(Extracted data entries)
***

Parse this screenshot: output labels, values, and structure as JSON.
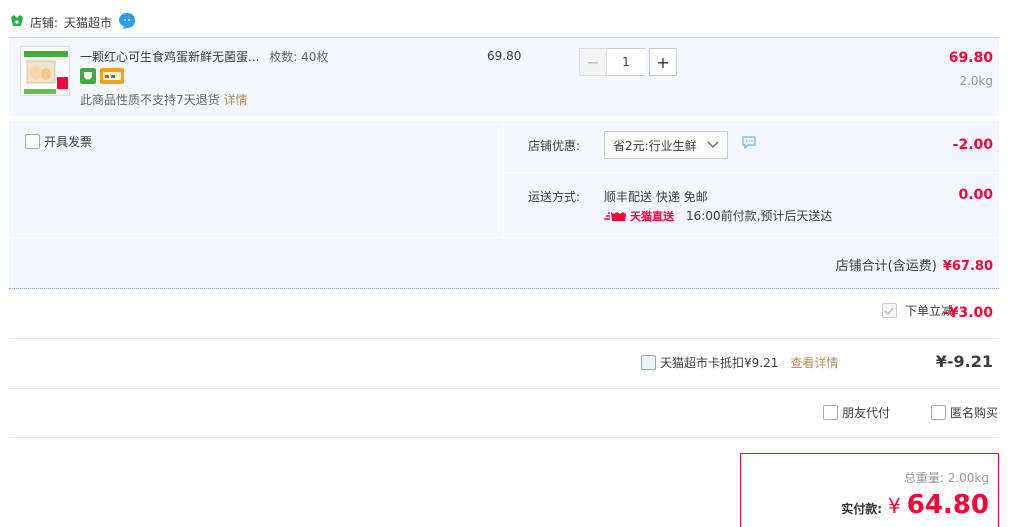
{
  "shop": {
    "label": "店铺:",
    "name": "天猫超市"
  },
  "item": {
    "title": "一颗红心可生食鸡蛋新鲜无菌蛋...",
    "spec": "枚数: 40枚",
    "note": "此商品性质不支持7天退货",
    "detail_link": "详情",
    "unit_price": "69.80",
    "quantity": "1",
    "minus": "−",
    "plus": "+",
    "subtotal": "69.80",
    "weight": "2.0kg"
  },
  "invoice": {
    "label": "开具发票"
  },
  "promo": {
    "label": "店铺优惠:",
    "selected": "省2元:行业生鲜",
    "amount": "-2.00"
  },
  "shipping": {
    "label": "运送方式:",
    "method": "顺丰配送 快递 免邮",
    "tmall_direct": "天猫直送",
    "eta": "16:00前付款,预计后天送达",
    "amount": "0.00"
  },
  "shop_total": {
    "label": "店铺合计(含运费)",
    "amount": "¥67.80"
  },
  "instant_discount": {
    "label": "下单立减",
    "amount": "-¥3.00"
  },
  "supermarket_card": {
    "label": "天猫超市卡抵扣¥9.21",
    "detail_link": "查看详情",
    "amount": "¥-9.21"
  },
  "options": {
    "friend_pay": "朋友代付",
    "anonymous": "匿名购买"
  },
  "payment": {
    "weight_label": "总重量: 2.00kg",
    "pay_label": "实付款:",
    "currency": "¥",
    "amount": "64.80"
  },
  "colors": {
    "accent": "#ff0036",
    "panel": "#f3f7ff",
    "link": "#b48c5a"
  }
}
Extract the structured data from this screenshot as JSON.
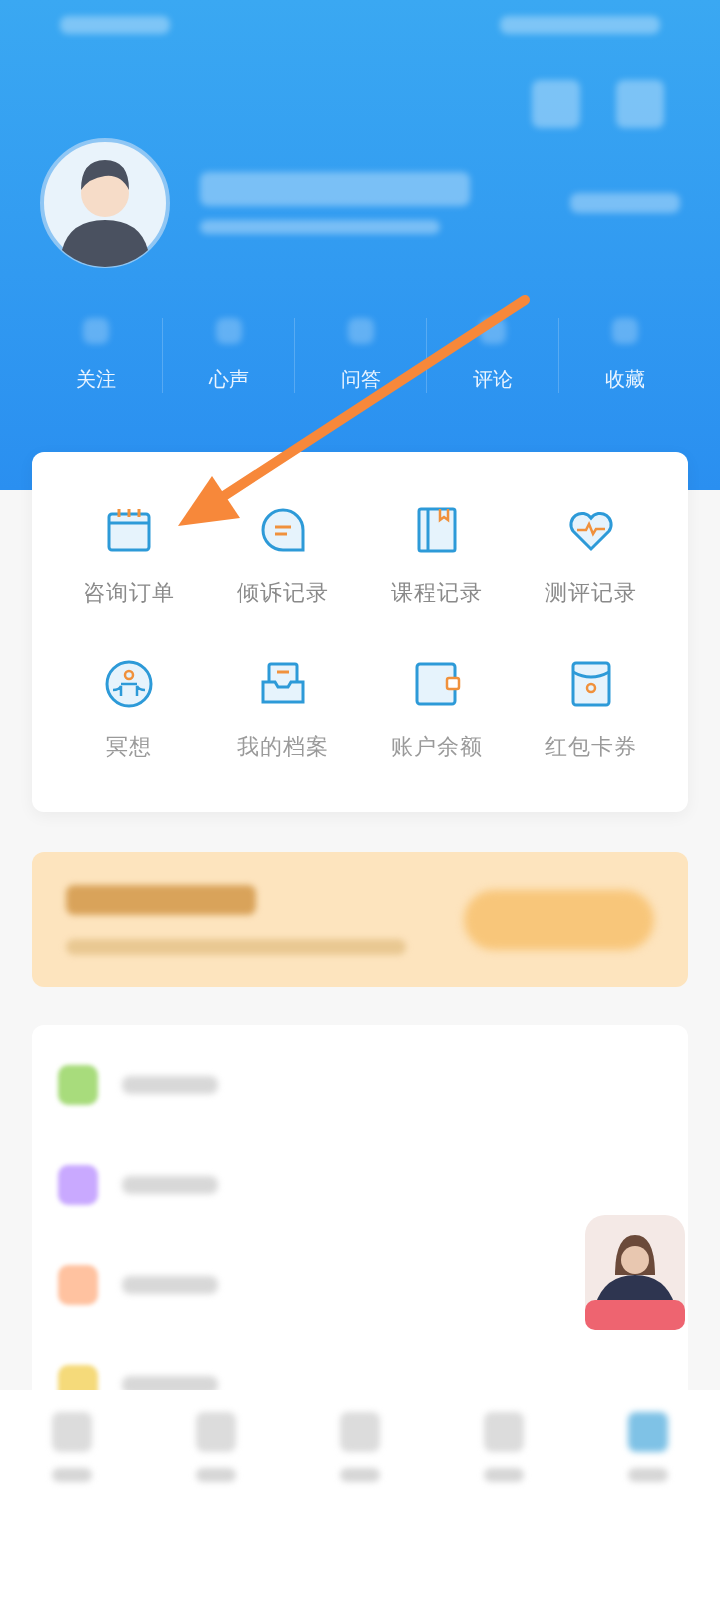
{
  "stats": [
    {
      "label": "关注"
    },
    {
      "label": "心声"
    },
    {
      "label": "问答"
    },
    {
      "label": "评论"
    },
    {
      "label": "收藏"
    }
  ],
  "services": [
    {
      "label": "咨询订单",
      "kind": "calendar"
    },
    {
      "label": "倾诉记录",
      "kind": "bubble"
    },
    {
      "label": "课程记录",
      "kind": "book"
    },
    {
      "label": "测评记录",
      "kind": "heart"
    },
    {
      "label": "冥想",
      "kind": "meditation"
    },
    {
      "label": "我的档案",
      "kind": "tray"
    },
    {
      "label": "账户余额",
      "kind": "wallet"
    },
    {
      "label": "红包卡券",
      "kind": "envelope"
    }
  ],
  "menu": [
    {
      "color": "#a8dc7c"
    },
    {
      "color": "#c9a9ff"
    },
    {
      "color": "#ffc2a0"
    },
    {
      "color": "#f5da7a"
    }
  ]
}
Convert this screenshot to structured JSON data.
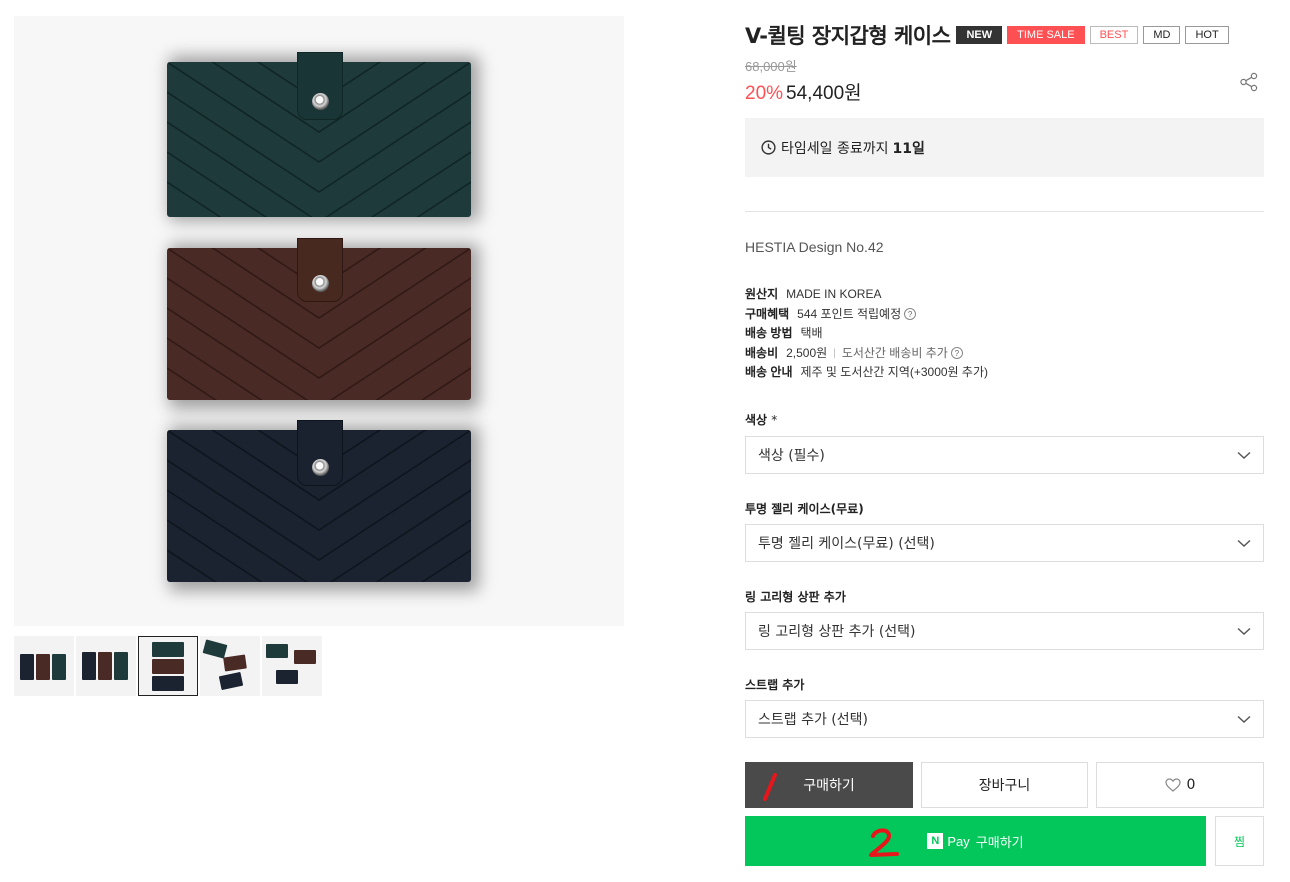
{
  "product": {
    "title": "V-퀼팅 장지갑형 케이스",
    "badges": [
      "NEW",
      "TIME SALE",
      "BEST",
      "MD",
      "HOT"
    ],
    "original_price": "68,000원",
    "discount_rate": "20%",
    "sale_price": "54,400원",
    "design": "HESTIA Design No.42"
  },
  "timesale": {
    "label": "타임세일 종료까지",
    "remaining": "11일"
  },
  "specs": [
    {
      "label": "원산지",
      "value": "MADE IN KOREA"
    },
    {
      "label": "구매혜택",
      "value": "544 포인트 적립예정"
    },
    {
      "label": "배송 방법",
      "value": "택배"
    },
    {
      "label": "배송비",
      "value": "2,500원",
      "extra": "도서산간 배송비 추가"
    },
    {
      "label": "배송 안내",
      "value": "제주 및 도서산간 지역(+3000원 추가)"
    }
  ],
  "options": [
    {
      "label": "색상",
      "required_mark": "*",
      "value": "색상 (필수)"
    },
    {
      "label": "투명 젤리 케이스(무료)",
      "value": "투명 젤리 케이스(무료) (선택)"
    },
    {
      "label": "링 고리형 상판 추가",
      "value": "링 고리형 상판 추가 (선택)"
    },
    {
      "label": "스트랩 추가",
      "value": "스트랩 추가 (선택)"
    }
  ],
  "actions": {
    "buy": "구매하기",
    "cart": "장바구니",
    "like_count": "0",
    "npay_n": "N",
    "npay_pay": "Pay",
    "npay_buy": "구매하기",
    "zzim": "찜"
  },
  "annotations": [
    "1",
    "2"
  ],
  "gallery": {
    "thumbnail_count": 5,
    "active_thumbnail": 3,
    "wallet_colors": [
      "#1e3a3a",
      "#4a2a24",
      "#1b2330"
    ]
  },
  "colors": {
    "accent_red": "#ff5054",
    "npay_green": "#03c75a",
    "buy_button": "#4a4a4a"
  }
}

***

Pick out the lines that contain "도서산간" and copy them.

      "extra": "도서산간 배송비 추가"
      "value": "제주 및 도서산간 지역(+3000원 추가)"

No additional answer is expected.